| Stated goal |
Every line of the material that follows must be printed again exactly.

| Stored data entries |

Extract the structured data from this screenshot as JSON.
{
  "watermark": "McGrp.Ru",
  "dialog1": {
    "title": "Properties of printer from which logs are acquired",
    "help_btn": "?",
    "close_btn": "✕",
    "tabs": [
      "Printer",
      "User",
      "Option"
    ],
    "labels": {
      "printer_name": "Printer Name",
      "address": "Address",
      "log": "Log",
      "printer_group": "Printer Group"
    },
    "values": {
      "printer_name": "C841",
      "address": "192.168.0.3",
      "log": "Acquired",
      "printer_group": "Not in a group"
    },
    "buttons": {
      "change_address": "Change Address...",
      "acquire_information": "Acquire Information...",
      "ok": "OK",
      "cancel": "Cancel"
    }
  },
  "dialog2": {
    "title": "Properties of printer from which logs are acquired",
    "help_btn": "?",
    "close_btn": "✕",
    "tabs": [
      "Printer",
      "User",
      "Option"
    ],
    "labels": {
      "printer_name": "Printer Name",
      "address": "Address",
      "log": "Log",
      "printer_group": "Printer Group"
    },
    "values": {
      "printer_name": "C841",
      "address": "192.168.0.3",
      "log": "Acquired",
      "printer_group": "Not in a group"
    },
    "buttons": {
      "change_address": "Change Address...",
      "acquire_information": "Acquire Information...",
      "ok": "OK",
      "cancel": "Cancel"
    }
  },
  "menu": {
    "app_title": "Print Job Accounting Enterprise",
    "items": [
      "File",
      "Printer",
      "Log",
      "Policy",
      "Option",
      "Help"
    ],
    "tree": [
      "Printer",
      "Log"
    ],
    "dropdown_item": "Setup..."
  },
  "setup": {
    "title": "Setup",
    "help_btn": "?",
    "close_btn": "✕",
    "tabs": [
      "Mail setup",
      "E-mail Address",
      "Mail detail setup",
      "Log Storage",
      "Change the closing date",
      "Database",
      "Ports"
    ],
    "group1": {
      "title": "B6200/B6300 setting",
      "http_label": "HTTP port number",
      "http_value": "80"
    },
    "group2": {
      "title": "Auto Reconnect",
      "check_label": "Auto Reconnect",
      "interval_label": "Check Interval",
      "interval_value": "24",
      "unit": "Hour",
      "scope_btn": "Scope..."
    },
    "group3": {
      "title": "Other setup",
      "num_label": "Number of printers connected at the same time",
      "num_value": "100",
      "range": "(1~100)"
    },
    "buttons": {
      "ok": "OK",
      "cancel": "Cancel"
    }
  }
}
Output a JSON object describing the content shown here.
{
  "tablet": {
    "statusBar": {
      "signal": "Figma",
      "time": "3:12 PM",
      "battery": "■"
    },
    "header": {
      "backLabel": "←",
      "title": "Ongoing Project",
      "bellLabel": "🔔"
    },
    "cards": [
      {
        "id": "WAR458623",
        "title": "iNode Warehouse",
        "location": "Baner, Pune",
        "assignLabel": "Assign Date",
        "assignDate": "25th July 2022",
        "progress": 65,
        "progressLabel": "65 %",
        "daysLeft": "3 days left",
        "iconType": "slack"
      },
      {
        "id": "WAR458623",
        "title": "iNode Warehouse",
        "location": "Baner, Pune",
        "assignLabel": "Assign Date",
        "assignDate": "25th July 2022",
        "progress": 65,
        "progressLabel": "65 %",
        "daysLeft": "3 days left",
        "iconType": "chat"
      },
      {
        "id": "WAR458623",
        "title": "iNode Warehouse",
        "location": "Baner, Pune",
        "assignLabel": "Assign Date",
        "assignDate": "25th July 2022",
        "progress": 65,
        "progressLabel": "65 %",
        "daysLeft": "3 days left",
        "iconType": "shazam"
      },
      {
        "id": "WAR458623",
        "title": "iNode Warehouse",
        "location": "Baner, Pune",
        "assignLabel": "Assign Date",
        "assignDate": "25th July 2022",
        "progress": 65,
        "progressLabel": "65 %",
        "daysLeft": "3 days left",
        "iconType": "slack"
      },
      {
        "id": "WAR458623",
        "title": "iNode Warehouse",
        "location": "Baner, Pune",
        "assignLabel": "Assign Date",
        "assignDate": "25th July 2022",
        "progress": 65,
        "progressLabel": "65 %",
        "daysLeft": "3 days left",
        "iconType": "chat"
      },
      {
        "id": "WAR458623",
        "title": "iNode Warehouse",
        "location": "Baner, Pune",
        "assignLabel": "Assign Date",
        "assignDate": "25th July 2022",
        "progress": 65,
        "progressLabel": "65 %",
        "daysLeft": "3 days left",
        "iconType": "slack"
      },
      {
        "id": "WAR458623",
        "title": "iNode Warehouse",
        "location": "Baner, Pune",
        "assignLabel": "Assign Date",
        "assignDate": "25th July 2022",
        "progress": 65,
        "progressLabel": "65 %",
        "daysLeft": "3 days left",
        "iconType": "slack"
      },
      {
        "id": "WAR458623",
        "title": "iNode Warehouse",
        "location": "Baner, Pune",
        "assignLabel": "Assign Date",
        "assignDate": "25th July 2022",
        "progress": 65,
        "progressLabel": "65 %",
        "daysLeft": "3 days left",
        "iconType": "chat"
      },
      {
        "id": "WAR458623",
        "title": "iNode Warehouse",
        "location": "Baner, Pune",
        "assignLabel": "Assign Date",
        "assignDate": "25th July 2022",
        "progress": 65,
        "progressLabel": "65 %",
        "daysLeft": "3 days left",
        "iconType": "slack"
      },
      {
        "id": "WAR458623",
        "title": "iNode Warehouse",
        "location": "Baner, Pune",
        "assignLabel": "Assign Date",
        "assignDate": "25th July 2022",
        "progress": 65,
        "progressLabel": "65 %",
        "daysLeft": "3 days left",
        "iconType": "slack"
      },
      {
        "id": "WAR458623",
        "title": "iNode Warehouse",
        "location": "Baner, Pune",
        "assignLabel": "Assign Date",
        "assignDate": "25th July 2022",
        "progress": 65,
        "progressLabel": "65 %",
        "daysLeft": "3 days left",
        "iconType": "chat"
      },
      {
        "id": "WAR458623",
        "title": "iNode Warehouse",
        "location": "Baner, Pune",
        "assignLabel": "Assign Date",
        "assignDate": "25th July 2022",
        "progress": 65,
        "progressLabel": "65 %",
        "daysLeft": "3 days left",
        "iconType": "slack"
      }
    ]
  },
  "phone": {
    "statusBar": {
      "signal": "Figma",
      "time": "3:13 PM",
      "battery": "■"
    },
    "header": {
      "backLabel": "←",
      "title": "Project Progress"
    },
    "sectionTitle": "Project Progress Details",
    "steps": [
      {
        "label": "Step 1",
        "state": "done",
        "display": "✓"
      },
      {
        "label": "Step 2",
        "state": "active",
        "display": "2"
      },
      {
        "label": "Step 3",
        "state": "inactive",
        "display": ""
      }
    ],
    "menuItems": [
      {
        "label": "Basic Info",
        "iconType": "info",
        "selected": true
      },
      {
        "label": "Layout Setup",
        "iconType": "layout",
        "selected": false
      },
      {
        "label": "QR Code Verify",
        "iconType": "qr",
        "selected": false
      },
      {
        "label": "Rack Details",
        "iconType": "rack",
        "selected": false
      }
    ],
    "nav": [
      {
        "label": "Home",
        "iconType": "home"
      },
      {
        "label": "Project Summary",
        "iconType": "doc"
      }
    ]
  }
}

| Worked solution |
Extract the structured data from this screenshot as JSON.
{
  "watermark": "McGrp.Ru",
  "dialog1": {
    "title": "Properties of printer from which logs are acquired",
    "help_btn": "?",
    "close_btn": "✕",
    "tabs": [
      "Printer",
      "User",
      "Option"
    ],
    "labels": {
      "printer_name": "Printer Name",
      "address": "Address",
      "log": "Log",
      "printer_group": "Printer Group"
    },
    "values": {
      "printer_name": "C841",
      "address": "192.168.0.3",
      "log": "Acquired",
      "printer_group": "Not in a group"
    },
    "buttons": {
      "change_address": "Change Address...",
      "acquire_information": "Acquire Information...",
      "ok": "OK",
      "cancel": "Cancel"
    }
  },
  "dialog2": {
    "title": "Properties of printer from which logs are acquired",
    "help_btn": "?",
    "close_btn": "✕",
    "tabs": [
      "Printer",
      "User",
      "Option"
    ],
    "labels": {
      "printer_name": "Printer Name",
      "address": "Address",
      "log": "Log",
      "printer_group": "Printer Group"
    },
    "values": {
      "printer_name": "C841",
      "address": "192.168.0.3",
      "log": "Acquired",
      "printer_group": "Not in a group"
    },
    "buttons": {
      "change_address": "Change Address...",
      "acquire_information": "Acquire Information...",
      "ok": "OK",
      "cancel": "Cancel"
    }
  },
  "menu": {
    "app_title": "Print Job Accounting Enterprise",
    "items": [
      "File",
      "Printer",
      "Log",
      "Policy",
      "Option",
      "Help"
    ],
    "tree": [
      "Printer",
      "Log"
    ],
    "dropdown_item": "Setup..."
  },
  "setup": {
    "title": "Setup",
    "help_btn": "?",
    "close_btn": "✕",
    "tabs": [
      "Mail setup",
      "E-mail Address",
      "Mail detail setup",
      "Log Storage",
      "Change the closing date",
      "Database",
      "Ports"
    ],
    "group1": {
      "title": "B6200/B6300 setting",
      "http_label": "HTTP port number",
      "http_value": "80"
    },
    "group2": {
      "title": "Auto Reconnect",
      "check_label": "Auto Reconnect",
      "interval_label": "Check Interval",
      "interval_value": "24",
      "unit": "Hour",
      "scope_btn": "Scope..."
    },
    "group3": {
      "title": "Other setup",
      "num_label": "Number of printers connected at the same time",
      "num_value": "100",
      "range": "(1~100)"
    },
    "buttons": {
      "ok": "OK",
      "cancel": "Cancel"
    }
  }
}
Output a JSON object describing the content shown here.
{
  "tablet": {
    "statusBar": {
      "signal": "Figma",
      "time": "3:12 PM",
      "battery": "■"
    },
    "header": {
      "backLabel": "←",
      "title": "Ongoing Project",
      "bellLabel": "🔔"
    },
    "cards": [
      {
        "id": "WAR458623",
        "title": "iNode Warehouse",
        "location": "Baner, Pune",
        "assignLabel": "Assign Date",
        "assignDate": "25th July 2022",
        "progress": 65,
        "progressLabel": "65 %",
        "daysLeft": "3 days left",
        "iconType": "slack"
      },
      {
        "id": "WAR458623",
        "title": "iNode Warehouse",
        "location": "Baner, Pune",
        "assignLabel": "Assign Date",
        "assignDate": "25th July 2022",
        "progress": 65,
        "progressLabel": "65 %",
        "daysLeft": "3 days left",
        "iconType": "chat"
      },
      {
        "id": "WAR458623",
        "title": "iNode Warehouse",
        "location": "Baner, Pune",
        "assignLabel": "Assign Date",
        "assignDate": "25th July 2022",
        "progress": 65,
        "progressLabel": "65 %",
        "daysLeft": "3 days left",
        "iconType": "shazam"
      },
      {
        "id": "WAR458623",
        "title": "iNode Warehouse",
        "location": "Baner, Pune",
        "assignLabel": "Assign Date",
        "assignDate": "25th July 2022",
        "progress": 65,
        "progressLabel": "65 %",
        "daysLeft": "3 days left",
        "iconType": "slack"
      },
      {
        "id": "WAR458623",
        "title": "iNode Warehouse",
        "location": "Baner, Pune",
        "assignLabel": "Assign Date",
        "assignDate": "25th July 2022",
        "progress": 65,
        "progressLabel": "65 %",
        "daysLeft": "3 days left",
        "iconType": "chat"
      },
      {
        "id": "WAR458623",
        "title": "iNode Warehouse",
        "location": "Baner, Pune",
        "assignLabel": "Assign Date",
        "assignDate": "25th July 2022",
        "progress": 65,
        "progressLabel": "65 %",
        "daysLeft": "3 days left",
        "iconType": "slack"
      },
      {
        "id": "WAR458623",
        "title": "iNode Warehouse",
        "location": "Baner, Pune",
        "assignLabel": "Assign Date",
        "assignDate": "25th July 2022",
        "progress": 65,
        "progressLabel": "65 %",
        "daysLeft": "3 days left",
        "iconType": "slack"
      },
      {
        "id": "WAR458623",
        "title": "iNode Warehouse",
        "location": "Baner, Pune",
        "assignLabel": "Assign Date",
        "assignDate": "25th July 2022",
        "progress": 65,
        "progressLabel": "65 %",
        "daysLeft": "3 days left",
        "iconType": "chat"
      },
      {
        "id": "WAR458623",
        "title": "iNode Warehouse",
        "location": "Baner, Pune",
        "assignLabel": "Assign Date",
        "assignDate": "25th July 2022",
        "progress": 65,
        "progressLabel": "65 %",
        "daysLeft": "3 days left",
        "iconType": "slack"
      },
      {
        "id": "WAR458623",
        "title": "iNode Warehouse",
        "location": "Baner, Pune",
        "assignLabel": "Assign Date",
        "assignDate": "25th July 2022",
        "progress": 65,
        "progressLabel": "65 %",
        "daysLeft": "3 days left",
        "iconType": "slack"
      },
      {
        "id": "WAR458623",
        "title": "iNode Warehouse",
        "location": "Baner, Pune",
        "assignLabel": "Assign Date",
        "assignDate": "25th July 2022",
        "progress": 65,
        "progressLabel": "65 %",
        "daysLeft": "3 days left",
        "iconType": "chat"
      },
      {
        "id": "WAR458623",
        "title": "iNode Warehouse",
        "location": "Baner, Pune",
        "assignLabel": "Assign Date",
        "assignDate": "25th July 2022",
        "progress": 65,
        "progressLabel": "65 %",
        "daysLeft": "3 days left",
        "iconType": "slack"
      }
    ]
  },
  "phone": {
    "statusBar": {
      "signal": "Figma",
      "time": "3:13 PM",
      "battery": "■"
    },
    "header": {
      "backLabel": "←",
      "title": "Project Progress"
    },
    "sectionTitle": "Project Progress Details",
    "steps": [
      {
        "label": "Step 1",
        "state": "done",
        "display": "✓"
      },
      {
        "label": "Step 2",
        "state": "active",
        "display": "2"
      },
      {
        "label": "Step 3",
        "state": "inactive",
        "display": ""
      }
    ],
    "menuItems": [
      {
        "label": "Basic Info",
        "iconType": "info",
        "selected": true
      },
      {
        "label": "Layout Setup",
        "iconType": "layout",
        "selected": false
      },
      {
        "label": "QR Code Verify",
        "iconType": "qr",
        "selected": false
      },
      {
        "label": "Rack Details",
        "iconType": "rack",
        "selected": false
      }
    ],
    "nav": [
      {
        "label": "Home",
        "iconType": "home"
      },
      {
        "label": "Project Summary",
        "iconType": "doc"
      }
    ]
  }
}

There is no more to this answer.